Written problem: Write out the data again exactly, skipping every picture.
========
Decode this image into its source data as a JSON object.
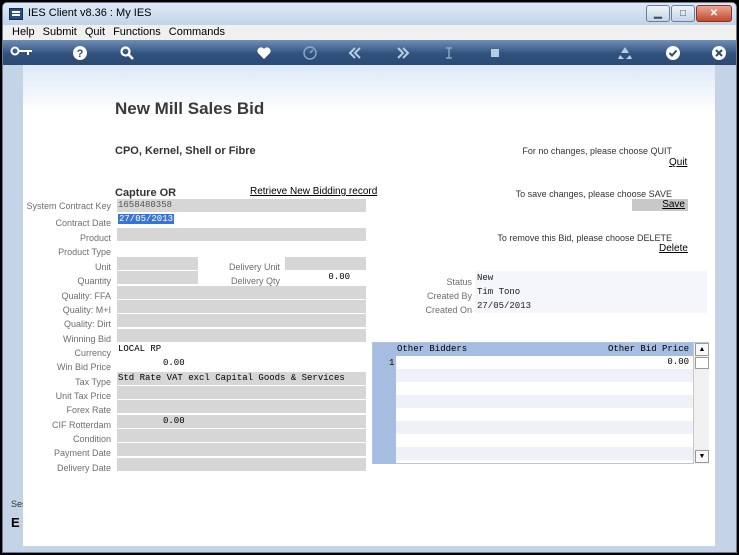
{
  "window": {
    "title": "IES Client v8.36 : My IES",
    "buttons": {
      "minimize": "▁",
      "maximize": "□",
      "close": "✕"
    }
  },
  "menu": [
    "Help",
    "Submit",
    "Quit",
    "Functions",
    "Commands"
  ],
  "toolbar": [
    "key-icon",
    "help-icon",
    "search-icon",
    "heart-icon",
    "clock-icon",
    "rewind-icon",
    "fast-forward-icon",
    "text-cursor-icon",
    "stop-icon",
    "recycle-icon",
    "check-icon",
    "close-icon"
  ],
  "side": {
    "ses": "Ses",
    "e": "E"
  },
  "page": {
    "title": "New Mill Sales Bid",
    "subtitle": "CPO, Kernel, Shell or Fibre",
    "section": "Capture OR",
    "retrieve_link": "Retrieve New Bidding record"
  },
  "actions": {
    "quit_msg": "For no changes, please choose QUIT",
    "quit_link": "Quit",
    "save_msg": "To save changes, please choose SAVE",
    "save_link": "Save",
    "delete_msg": "To remove this Bid,  please choose  DELETE",
    "delete_link": "Delete"
  },
  "form": {
    "system_contract_key": {
      "label": "System Contract Key",
      "value": "1658480358"
    },
    "contract_date": {
      "label": "Contract Date",
      "value": "27/05/2013"
    },
    "product": {
      "label": "Product",
      "value": ""
    },
    "product_type": {
      "label": "Product Type",
      "value": ""
    },
    "unit": {
      "label": "Unit",
      "value": ""
    },
    "delivery_unit": {
      "label": "Delivery Unit",
      "value": ""
    },
    "quantity": {
      "label": "Quantity",
      "value": ""
    },
    "delivery_qty": {
      "label": "Delivery Qty",
      "value": "0.00"
    },
    "quality_ffa": {
      "label": "Quality: FFA",
      "value": ""
    },
    "quality_mi": {
      "label": "Quality: M+I",
      "value": ""
    },
    "quality_dirt": {
      "label": "Quality: Dirt",
      "value": ""
    },
    "winning_bid": {
      "label": "Winning Bid",
      "value": ""
    },
    "currency": {
      "label": "Currency",
      "value": "LOCAL RP"
    },
    "win_bid_price": {
      "label": "Win Bid Price",
      "value": "0.00"
    },
    "tax_type": {
      "label": "Tax Type",
      "value": "Std Rate VAT excl Capital Goods & Services"
    },
    "unit_tax_price": {
      "label": "Unit Tax Price",
      "value": ""
    },
    "forex_rate": {
      "label": "Forex Rate",
      "value": ""
    },
    "cif_rotterdam": {
      "label": "CIF Rotterdam",
      "value": "0.00"
    },
    "condition": {
      "label": "Condition",
      "value": ""
    },
    "payment_date": {
      "label": "Payment Date",
      "value": ""
    },
    "delivery_date": {
      "label": "Delivery Date",
      "value": ""
    }
  },
  "info": {
    "status": {
      "label": "Status",
      "value": "New"
    },
    "created_by": {
      "label": "Created By",
      "value": "Tim Tono"
    },
    "created_on": {
      "label": "Created On",
      "value": "27/05/2013"
    }
  },
  "bidders_grid": {
    "columns": [
      "Other Bidders",
      "Other Bid Price"
    ],
    "rows": [
      {
        "num": "1",
        "bidder": "",
        "price": "0.00"
      }
    ],
    "scroll_up": "▲",
    "scroll_down": "▼"
  }
}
========
Solved problem:
Decode this image into its source data as a JSON object.
{
  "window": {
    "title": "IES Client v8.36 : My IES",
    "buttons": {
      "minimize": "▁",
      "maximize": "□",
      "close": "✕"
    }
  },
  "menu": [
    "Help",
    "Submit",
    "Quit",
    "Functions",
    "Commands"
  ],
  "toolbar": [
    "key-icon",
    "help-icon",
    "search-icon",
    "heart-icon",
    "clock-icon",
    "rewind-icon",
    "fast-forward-icon",
    "text-cursor-icon",
    "stop-icon",
    "recycle-icon",
    "check-icon",
    "close-icon"
  ],
  "side": {
    "ses": "Ses",
    "e": "E"
  },
  "page": {
    "title": "New Mill Sales Bid",
    "subtitle": "CPO, Kernel, Shell or Fibre",
    "section": "Capture OR",
    "retrieve_link": "Retrieve New Bidding record"
  },
  "actions": {
    "quit_msg": "For no changes, please choose QUIT",
    "quit_link": "Quit",
    "save_msg": "To save changes, please choose SAVE",
    "save_link": "Save",
    "delete_msg": "To remove this Bid,  please choose  DELETE",
    "delete_link": "Delete"
  },
  "form": {
    "system_contract_key": {
      "label": "System Contract Key",
      "value": "1658480358"
    },
    "contract_date": {
      "label": "Contract Date",
      "value": "27/05/2013"
    },
    "product": {
      "label": "Product",
      "value": ""
    },
    "product_type": {
      "label": "Product Type",
      "value": ""
    },
    "unit": {
      "label": "Unit",
      "value": ""
    },
    "delivery_unit": {
      "label": "Delivery Unit",
      "value": ""
    },
    "quantity": {
      "label": "Quantity",
      "value": ""
    },
    "delivery_qty": {
      "label": "Delivery Qty",
      "value": "0.00"
    },
    "quality_ffa": {
      "label": "Quality: FFA",
      "value": ""
    },
    "quality_mi": {
      "label": "Quality: M+I",
      "value": ""
    },
    "quality_dirt": {
      "label": "Quality: Dirt",
      "value": ""
    },
    "winning_bid": {
      "label": "Winning Bid",
      "value": ""
    },
    "currency": {
      "label": "Currency",
      "value": "LOCAL RP"
    },
    "win_bid_price": {
      "label": "Win Bid Price",
      "value": "0.00"
    },
    "tax_type": {
      "label": "Tax Type",
      "value": "Std Rate VAT excl Capital Goods & Services"
    },
    "unit_tax_price": {
      "label": "Unit Tax Price",
      "value": ""
    },
    "forex_rate": {
      "label": "Forex Rate",
      "value": ""
    },
    "cif_rotterdam": {
      "label": "CIF Rotterdam",
      "value": "0.00"
    },
    "condition": {
      "label": "Condition",
      "value": ""
    },
    "payment_date": {
      "label": "Payment Date",
      "value": ""
    },
    "delivery_date": {
      "label": "Delivery Date",
      "value": ""
    }
  },
  "info": {
    "status": {
      "label": "Status",
      "value": "New"
    },
    "created_by": {
      "label": "Created By",
      "value": "Tim Tono"
    },
    "created_on": {
      "label": "Created On",
      "value": "27/05/2013"
    }
  },
  "bidders_grid": {
    "columns": [
      "Other Bidders",
      "Other Bid Price"
    ],
    "rows": [
      {
        "num": "1",
        "bidder": "",
        "price": "0.00"
      }
    ],
    "scroll_up": "▲",
    "scroll_down": "▼"
  }
}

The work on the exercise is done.